Exercise aim:
Report how many lines below contain the word "Shakespeare", and give only that number.

Data shown:
^^^^

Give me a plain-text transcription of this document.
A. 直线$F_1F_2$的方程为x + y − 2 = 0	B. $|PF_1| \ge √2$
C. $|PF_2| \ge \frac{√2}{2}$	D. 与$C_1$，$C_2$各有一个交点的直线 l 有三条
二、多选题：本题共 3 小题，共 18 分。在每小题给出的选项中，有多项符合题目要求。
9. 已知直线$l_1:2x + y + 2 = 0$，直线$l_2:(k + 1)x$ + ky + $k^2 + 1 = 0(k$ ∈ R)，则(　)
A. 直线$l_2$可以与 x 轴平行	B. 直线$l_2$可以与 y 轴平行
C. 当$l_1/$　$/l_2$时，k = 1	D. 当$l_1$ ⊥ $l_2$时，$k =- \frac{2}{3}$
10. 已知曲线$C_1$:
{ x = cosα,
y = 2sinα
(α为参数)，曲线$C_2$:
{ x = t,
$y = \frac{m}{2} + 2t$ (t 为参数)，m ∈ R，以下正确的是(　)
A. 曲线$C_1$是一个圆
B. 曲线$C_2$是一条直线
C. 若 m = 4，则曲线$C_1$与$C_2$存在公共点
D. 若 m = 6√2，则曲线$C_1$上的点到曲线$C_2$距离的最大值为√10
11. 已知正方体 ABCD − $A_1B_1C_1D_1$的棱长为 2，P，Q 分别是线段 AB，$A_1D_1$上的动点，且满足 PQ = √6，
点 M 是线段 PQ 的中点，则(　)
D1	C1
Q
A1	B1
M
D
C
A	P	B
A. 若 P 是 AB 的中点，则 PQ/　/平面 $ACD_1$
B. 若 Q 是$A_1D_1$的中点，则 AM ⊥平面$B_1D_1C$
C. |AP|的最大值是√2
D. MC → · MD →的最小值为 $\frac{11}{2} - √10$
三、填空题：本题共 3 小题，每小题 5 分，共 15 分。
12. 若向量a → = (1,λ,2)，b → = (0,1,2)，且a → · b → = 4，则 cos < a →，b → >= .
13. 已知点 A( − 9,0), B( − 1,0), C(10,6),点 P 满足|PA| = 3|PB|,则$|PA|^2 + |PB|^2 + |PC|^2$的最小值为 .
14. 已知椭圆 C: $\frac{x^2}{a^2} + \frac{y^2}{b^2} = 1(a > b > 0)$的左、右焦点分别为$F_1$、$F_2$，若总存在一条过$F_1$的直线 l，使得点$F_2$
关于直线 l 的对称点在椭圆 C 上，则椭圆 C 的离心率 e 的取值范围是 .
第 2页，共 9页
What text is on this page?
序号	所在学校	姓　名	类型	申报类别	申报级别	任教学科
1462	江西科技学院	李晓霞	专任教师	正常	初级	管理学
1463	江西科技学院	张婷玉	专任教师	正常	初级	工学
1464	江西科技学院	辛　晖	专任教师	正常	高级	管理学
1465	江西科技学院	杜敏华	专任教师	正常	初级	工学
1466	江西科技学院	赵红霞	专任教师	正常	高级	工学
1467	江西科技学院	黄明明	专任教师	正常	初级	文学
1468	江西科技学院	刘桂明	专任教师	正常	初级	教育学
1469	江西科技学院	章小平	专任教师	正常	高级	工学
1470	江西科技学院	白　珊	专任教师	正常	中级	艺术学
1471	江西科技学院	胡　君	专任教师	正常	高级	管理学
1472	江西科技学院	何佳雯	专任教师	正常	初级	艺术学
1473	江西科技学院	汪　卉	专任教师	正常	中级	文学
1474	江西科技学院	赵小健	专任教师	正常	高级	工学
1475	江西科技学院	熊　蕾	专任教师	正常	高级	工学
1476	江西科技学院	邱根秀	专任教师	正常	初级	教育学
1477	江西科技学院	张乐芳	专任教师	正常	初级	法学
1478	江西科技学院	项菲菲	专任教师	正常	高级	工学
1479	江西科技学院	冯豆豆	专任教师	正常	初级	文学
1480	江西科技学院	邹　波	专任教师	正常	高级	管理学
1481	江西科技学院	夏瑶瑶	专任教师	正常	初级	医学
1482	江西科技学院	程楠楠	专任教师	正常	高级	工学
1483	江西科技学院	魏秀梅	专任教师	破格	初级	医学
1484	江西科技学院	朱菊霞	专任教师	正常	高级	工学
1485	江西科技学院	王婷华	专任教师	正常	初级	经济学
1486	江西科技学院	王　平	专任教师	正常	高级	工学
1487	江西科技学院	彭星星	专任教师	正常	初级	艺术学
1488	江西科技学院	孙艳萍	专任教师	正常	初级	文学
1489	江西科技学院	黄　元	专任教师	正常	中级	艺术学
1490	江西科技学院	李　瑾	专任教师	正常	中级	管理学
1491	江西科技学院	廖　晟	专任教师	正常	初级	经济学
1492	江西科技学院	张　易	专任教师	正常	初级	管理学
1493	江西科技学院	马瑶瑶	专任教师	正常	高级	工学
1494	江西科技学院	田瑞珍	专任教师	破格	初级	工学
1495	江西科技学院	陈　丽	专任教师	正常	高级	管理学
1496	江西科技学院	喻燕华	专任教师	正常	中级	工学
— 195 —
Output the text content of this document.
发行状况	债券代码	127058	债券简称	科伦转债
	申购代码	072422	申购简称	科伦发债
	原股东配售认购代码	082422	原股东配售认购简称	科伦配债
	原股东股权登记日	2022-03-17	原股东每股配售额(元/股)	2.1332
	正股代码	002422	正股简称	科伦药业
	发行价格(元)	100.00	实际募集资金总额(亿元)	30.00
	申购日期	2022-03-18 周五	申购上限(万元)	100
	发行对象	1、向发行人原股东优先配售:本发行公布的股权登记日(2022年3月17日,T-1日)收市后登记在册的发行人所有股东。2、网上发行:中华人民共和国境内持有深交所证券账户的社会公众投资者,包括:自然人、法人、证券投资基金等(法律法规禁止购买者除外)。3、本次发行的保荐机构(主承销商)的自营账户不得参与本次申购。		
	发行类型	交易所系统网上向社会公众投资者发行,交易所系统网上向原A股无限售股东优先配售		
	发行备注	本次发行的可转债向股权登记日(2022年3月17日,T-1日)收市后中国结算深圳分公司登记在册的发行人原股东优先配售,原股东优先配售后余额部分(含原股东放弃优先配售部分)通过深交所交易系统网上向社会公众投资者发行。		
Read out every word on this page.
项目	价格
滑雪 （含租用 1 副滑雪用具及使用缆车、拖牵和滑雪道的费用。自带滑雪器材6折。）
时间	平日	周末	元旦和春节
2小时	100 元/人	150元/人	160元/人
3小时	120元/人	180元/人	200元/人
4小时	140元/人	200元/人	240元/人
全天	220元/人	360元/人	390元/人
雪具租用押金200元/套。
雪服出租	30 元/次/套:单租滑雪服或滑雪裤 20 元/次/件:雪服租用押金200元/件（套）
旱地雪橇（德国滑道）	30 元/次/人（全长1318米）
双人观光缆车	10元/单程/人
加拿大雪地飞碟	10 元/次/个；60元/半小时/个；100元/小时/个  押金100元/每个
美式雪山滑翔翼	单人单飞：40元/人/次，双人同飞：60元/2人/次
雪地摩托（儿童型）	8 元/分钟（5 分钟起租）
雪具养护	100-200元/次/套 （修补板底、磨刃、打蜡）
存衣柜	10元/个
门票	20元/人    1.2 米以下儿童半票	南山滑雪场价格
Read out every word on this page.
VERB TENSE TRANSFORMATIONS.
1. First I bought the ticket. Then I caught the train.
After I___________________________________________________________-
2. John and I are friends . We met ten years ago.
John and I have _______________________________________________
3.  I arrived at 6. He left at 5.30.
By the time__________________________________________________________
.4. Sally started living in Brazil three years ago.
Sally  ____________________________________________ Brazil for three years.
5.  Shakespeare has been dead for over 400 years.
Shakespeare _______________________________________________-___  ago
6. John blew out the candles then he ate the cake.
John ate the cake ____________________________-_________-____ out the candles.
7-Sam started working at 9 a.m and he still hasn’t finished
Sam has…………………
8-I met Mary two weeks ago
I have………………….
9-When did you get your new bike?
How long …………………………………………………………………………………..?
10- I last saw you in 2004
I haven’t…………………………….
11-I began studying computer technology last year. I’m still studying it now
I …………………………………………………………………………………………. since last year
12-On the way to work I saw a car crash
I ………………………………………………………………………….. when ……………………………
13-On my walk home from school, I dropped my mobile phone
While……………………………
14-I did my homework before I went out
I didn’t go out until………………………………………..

^^^^

Task result:
2